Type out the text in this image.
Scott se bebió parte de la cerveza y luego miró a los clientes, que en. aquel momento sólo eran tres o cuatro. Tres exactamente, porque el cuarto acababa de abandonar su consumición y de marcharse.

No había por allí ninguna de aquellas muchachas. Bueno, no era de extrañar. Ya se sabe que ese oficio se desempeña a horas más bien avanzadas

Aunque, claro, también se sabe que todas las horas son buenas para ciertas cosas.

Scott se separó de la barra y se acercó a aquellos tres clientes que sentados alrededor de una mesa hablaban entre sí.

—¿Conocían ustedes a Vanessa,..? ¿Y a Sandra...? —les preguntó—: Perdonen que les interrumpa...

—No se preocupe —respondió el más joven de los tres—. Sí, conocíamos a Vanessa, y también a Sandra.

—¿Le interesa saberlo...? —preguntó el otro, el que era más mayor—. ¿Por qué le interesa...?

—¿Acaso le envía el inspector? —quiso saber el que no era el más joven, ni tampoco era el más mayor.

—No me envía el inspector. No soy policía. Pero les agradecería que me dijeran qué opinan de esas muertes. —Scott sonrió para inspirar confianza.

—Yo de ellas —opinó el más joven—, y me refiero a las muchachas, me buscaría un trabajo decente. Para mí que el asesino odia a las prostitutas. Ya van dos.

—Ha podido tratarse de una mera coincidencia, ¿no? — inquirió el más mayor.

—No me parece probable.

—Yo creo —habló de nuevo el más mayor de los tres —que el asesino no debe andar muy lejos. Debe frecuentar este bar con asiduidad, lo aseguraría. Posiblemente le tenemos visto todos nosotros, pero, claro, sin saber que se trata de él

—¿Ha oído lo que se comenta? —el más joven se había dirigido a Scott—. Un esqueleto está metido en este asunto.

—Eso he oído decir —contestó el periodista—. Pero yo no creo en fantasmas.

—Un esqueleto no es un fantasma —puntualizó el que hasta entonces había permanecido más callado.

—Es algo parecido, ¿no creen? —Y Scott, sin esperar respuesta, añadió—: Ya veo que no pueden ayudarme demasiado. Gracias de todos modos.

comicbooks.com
■ ■ ■ ■
- _THE TASK_
Quote each line above in full, word for word.

- _ANSWER TO THIS PROBLEM_
Type out the text in this image.
Scott se bebió parte de la cerveza y luego miró a los clientes, que en. aquel momento sólo eran tres o cuatro. Tres exactamente, porque el cuarto acababa de abandonar su consumición y de marcharse.

No había por allí ninguna de aquellas muchachas. Bueno, no era de extrañar. Ya se sabe que ese oficio se desempeña a horas más bien avanzadas

Aunque, claro, también se sabe que todas las horas son buenas para ciertas cosas.

Scott se separó de la barra y se acercó a aquellos tres clientes que sentados alrededor de una mesa hablaban entre sí.

—¿Conocían ustedes a Vanessa,..? ¿Y a Sandra...? —les preguntó—: Perdonen que les interrumpa...

—No se preocupe —respondió el más joven de los tres—. Sí, conocíamos a Vanessa, y también a Sandra.

—¿Le interesa saberlo...? —preguntó el otro, el que era más mayor—. ¿Por qué le interesa...?

—¿Acaso le envía el inspector? —quiso saber el que no era el más joven, ni tampoco era el más mayor.

—No me envía el inspector. No soy policía. Pero les agradecería que me dijeran qué opinan de esas muertes. —Scott sonrió para inspirar confianza.

—Yo de ellas —opinó el más joven—, y me refiero a las muchachas, me buscaría un trabajo decente. Para mí que el asesino odia a las prostitutas. Ya van dos.

—Ha podido tratarse de una mera coincidencia, ¿no? — inquirió el más mayor.

—No me parece probable.

—Yo creo —habló de nuevo el más mayor de los tres —que el asesino no debe andar muy lejos. Debe frecuentar este bar con asiduidad, lo aseguraría. Posiblemente le tenemos visto todos nosotros, pero, claro, sin saber que se trata de él

—¿Ha oído lo que se comenta? —el más joven se había dirigido a Scott—. Un esqueleto está metido en este asunto.

—Eso he oído decir —contestó el periodista—. Pero yo no creo en fantasmas.

—Un esqueleto no es un fantasma —puntualizó el que hasta entonces había permanecido más callado.

—Es algo parecido, ¿no creen? —Y Scott, sin esperar respuesta, añadió—: Ya veo que no pueden ayudarme demasiado. Gracias de todos modos.

comicbooks.com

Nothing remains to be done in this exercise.